■ **EXERCISE**: Your task is to copy every line of the entries that contains "ylabel".

^^^^

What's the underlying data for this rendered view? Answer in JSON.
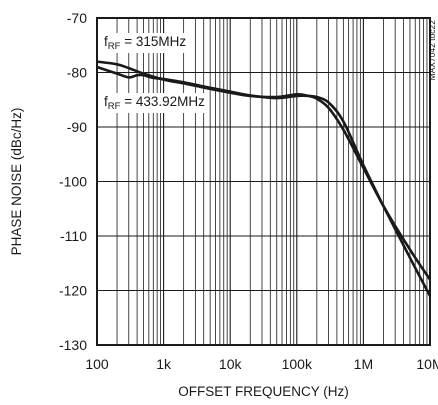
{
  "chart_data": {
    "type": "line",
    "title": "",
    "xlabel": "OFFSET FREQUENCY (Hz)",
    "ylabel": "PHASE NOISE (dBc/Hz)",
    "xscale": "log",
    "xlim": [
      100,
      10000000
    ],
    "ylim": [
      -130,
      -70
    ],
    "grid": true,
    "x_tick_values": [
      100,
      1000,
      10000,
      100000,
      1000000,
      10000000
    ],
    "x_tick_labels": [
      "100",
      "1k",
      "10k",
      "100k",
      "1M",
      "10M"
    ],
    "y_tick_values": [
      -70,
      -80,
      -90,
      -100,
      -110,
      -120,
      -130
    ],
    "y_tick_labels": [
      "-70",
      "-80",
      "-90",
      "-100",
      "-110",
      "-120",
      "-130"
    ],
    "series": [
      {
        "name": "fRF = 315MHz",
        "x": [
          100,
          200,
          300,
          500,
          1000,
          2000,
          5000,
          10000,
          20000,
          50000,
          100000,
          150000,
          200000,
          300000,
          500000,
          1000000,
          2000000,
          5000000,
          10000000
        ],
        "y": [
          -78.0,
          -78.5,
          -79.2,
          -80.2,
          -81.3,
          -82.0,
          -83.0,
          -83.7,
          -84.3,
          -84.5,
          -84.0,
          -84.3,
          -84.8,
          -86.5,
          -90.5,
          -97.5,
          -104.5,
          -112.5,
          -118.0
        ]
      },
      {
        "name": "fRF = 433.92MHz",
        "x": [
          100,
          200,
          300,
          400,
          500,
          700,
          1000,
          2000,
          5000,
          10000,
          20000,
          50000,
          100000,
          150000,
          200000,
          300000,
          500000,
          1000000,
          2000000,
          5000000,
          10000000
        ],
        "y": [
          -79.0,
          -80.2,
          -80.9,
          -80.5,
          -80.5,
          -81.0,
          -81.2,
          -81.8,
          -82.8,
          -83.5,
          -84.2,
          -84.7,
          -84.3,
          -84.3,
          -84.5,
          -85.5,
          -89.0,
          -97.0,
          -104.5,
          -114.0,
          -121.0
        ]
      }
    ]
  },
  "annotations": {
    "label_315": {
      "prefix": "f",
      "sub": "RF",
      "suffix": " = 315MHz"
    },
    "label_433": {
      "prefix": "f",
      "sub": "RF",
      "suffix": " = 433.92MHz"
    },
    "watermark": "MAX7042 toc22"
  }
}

^^^^

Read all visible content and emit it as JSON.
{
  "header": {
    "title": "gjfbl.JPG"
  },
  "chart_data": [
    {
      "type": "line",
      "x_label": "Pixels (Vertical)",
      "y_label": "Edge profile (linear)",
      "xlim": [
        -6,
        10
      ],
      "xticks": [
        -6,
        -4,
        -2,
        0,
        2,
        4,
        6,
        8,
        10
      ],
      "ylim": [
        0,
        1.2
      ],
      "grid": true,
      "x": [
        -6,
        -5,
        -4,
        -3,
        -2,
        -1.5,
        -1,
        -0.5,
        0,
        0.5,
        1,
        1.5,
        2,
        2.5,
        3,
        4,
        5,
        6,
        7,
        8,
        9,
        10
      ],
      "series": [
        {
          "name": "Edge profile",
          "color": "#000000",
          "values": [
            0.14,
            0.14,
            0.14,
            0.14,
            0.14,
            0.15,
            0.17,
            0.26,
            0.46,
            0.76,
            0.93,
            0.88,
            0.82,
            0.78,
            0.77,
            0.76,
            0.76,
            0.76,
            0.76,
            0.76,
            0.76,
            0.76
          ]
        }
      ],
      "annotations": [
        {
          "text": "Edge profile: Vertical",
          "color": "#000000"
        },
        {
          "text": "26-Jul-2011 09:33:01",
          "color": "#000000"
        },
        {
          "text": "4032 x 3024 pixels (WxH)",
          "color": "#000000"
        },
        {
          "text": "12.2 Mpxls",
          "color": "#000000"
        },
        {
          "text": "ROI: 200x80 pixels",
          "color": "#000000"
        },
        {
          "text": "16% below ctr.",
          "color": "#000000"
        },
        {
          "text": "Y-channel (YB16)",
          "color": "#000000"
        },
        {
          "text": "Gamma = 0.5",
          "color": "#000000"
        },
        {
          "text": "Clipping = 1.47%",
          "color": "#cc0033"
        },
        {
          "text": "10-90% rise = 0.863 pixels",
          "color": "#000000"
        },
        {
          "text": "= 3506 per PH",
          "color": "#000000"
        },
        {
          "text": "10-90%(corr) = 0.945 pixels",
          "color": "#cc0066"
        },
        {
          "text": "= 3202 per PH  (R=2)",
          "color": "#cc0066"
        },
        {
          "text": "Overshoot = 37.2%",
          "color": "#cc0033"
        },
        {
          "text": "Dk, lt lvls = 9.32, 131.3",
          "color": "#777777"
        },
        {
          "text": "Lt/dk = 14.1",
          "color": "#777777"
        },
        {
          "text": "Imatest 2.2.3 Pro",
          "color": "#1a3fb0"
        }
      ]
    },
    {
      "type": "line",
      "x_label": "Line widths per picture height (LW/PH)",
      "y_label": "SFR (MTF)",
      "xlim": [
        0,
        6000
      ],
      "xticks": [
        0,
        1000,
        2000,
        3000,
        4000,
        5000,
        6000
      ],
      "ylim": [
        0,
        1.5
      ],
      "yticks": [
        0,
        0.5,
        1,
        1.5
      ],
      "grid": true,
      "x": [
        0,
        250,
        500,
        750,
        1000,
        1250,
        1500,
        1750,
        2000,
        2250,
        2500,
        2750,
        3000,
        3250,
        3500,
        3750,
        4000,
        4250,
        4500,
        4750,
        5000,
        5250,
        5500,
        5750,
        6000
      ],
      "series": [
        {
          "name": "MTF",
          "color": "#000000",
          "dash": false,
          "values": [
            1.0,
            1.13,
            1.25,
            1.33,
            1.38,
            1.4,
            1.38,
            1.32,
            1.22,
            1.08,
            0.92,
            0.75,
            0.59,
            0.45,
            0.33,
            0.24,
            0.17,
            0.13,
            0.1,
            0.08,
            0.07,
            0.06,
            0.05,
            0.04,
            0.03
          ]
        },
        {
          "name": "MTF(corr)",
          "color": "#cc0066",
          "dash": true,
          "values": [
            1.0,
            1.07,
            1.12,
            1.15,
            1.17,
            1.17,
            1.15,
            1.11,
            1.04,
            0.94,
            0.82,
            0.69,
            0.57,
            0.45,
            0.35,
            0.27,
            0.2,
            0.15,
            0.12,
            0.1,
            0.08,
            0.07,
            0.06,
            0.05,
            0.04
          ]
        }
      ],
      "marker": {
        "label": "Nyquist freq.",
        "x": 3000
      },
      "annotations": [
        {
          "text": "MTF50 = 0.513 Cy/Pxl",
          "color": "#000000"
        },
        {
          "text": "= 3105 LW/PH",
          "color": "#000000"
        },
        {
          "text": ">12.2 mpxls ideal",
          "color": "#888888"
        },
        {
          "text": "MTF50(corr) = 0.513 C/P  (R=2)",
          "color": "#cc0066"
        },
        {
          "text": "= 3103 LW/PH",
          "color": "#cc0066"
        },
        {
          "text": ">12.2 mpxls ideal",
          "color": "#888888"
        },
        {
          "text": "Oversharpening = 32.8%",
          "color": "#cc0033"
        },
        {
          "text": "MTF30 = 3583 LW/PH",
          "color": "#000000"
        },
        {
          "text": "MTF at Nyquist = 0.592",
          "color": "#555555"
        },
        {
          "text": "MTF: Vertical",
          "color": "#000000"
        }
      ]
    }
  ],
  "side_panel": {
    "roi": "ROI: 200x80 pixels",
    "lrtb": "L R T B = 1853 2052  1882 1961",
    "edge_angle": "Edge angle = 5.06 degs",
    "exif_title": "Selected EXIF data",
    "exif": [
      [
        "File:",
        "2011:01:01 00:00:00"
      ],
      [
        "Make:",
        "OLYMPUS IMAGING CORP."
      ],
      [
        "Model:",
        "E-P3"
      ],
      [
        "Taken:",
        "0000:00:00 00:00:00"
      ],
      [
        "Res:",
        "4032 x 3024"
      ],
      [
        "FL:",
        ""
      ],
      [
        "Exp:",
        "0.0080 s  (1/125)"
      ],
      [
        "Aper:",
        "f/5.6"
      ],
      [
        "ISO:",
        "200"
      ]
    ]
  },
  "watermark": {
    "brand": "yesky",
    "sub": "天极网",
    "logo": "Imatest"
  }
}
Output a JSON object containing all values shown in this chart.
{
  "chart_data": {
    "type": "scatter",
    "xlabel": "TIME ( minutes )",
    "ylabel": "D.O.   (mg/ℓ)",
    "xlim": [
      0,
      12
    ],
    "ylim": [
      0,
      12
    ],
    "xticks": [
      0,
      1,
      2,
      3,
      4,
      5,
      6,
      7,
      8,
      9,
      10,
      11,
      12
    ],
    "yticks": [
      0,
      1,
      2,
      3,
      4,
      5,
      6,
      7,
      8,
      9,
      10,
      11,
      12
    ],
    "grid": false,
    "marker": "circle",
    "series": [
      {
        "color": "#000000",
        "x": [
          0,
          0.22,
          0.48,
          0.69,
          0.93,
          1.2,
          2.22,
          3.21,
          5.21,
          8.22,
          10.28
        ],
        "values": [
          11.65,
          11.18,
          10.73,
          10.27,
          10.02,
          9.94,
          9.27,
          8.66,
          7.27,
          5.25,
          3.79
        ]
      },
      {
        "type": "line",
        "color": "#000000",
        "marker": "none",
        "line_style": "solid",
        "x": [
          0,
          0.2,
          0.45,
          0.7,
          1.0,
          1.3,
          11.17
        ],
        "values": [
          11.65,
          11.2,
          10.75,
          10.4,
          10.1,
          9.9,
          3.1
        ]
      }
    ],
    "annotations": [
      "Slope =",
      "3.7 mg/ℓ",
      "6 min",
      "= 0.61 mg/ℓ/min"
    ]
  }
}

^^^^

■ **SOLUTION FOR THIS TASK**:
    "ylabel": "PHASE NOISE (dBc/Hz)",
    "ylabel": "D.O.   (mg/ℓ)",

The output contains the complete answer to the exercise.